GIVEN REQUEST.
Find every line below that contains the word "Properties" and copy it out.

(Extracted data entries)
····················
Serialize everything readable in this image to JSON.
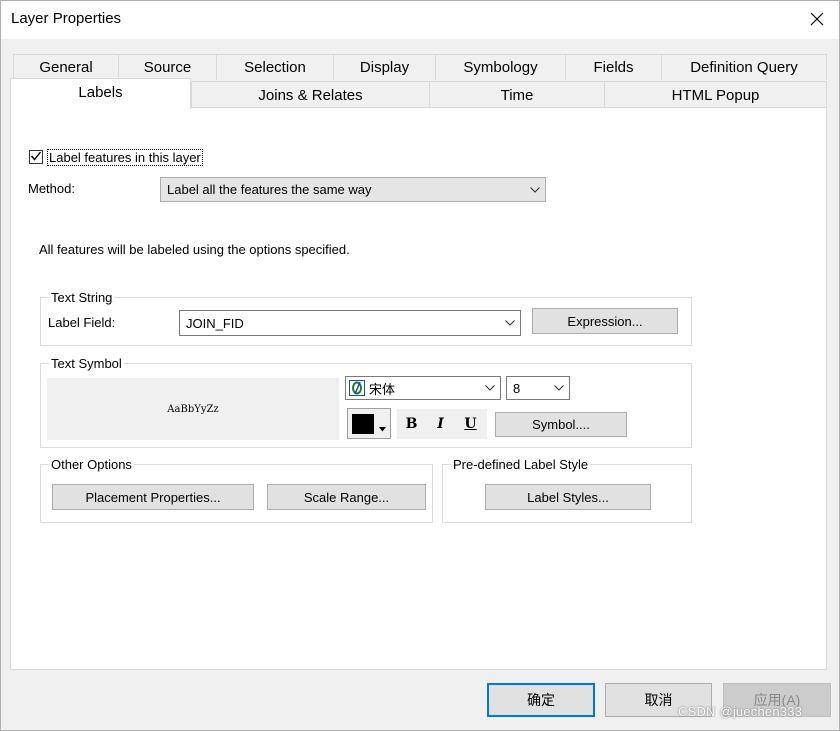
{
  "window": {
    "title": "Layer Properties"
  },
  "tabs": {
    "row1": [
      {
        "label": "General"
      },
      {
        "label": "Source"
      },
      {
        "label": "Selection"
      },
      {
        "label": "Display"
      },
      {
        "label": "Symbology"
      },
      {
        "label": "Fields"
      },
      {
        "label": "Definition Query"
      }
    ],
    "row2": [
      {
        "label": "Labels",
        "active": true
      },
      {
        "label": "Joins & Relates"
      },
      {
        "label": "Time"
      },
      {
        "label": "HTML Popup"
      }
    ]
  },
  "labels_page": {
    "label_features_checkbox": {
      "label": "Label features in this layer",
      "checked": true
    },
    "method": {
      "label": "Method:",
      "value": "Label all the features the same way"
    },
    "description": "All features will be labeled using the options specified.",
    "text_string": {
      "group_title": "Text String",
      "label_field_label": "Label Field:",
      "label_field_value": "JOIN_FID",
      "expression_button": "Expression..."
    },
    "text_symbol": {
      "group_title": "Text Symbol",
      "preview_text": "AaBbYyZz",
      "font_icon": "opentype-font-icon",
      "font_name": "宋体",
      "font_size": "8",
      "color": "#000000",
      "bold_label": "B",
      "italic_label": "I",
      "underline_label": "U",
      "symbol_button": "Symbol...."
    },
    "other_options": {
      "group_title": "Other Options",
      "placement_button": "Placement Properties...",
      "scale_range_button": "Scale Range..."
    },
    "predefined_style": {
      "group_title": "Pre-defined Label Style",
      "label_styles_button": "Label Styles..."
    }
  },
  "footer": {
    "ok_button": "确定",
    "cancel_button": "取消",
    "apply_button": "应用(A)"
  },
  "watermark": "CSDN @juechen333"
}
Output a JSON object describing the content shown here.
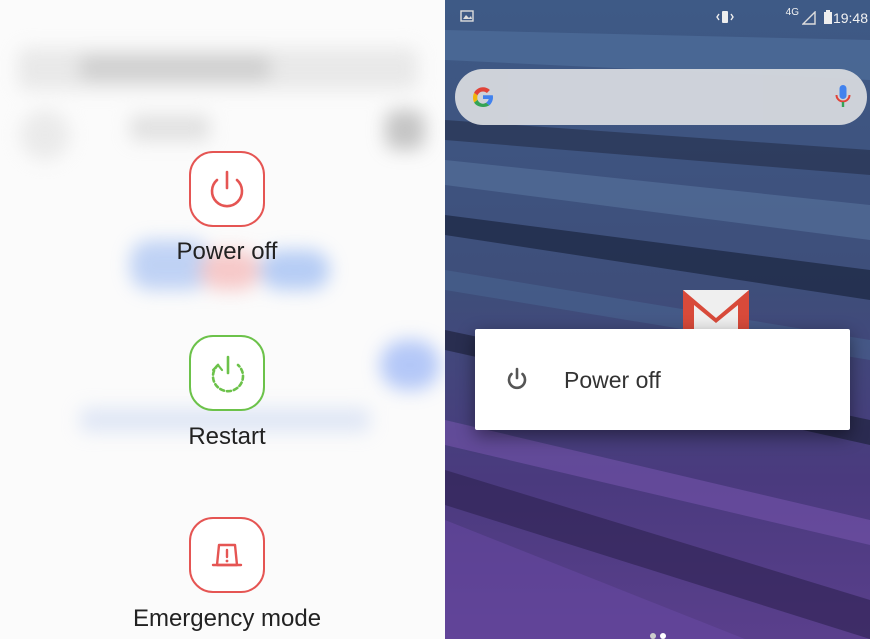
{
  "samsung_menu": {
    "power_off_label": "Power off",
    "restart_label": "Restart",
    "emergency_label": "Emergency mode",
    "colors": {
      "power": "#e55553",
      "restart": "#6cc24a",
      "emergency": "#e55553"
    }
  },
  "android": {
    "status_bar": {
      "time": "19:48",
      "network": "4G"
    },
    "search": {
      "logo": "google-g-icon",
      "mic": "mic-icon"
    },
    "dialog": {
      "label": "Power off"
    },
    "page_indicator": {
      "pages": 2,
      "active": 1
    }
  }
}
····················
THE COMPLETED TASK.
    "title": "Layer Properties"
      "placement_button": "Placement Properties...",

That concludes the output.